── ENTRIES SUPPLIED

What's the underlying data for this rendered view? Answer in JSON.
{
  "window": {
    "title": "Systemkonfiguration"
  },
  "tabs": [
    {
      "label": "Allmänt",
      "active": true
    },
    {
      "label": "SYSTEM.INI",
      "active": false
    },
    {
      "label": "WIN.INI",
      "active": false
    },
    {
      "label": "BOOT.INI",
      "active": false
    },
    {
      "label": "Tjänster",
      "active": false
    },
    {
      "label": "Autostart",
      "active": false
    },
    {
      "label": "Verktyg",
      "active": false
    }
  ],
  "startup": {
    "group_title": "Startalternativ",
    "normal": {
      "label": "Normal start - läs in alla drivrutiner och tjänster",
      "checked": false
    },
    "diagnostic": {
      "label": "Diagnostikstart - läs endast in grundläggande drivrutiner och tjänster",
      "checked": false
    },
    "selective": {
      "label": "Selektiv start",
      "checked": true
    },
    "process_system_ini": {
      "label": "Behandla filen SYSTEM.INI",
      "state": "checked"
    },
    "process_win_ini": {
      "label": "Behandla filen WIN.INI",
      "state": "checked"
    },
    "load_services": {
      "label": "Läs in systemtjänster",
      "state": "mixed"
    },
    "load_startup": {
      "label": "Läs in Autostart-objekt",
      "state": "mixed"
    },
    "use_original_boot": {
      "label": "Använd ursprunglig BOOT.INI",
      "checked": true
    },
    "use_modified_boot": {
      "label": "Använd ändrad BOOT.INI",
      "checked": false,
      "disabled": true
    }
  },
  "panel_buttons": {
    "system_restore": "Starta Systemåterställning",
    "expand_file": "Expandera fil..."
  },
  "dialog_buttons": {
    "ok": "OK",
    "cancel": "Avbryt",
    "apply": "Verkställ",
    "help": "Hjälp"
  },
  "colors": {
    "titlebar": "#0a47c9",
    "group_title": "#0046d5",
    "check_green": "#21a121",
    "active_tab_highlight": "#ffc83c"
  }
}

────

WHAT THE TASK REQUIRES.
Read the data above. Pull out each line in which the string "Autostart" appears.

RESPONSE TO THE EXERCISE.
      "label": "Autostart",
      "label": "Läs in Autostart-objekt",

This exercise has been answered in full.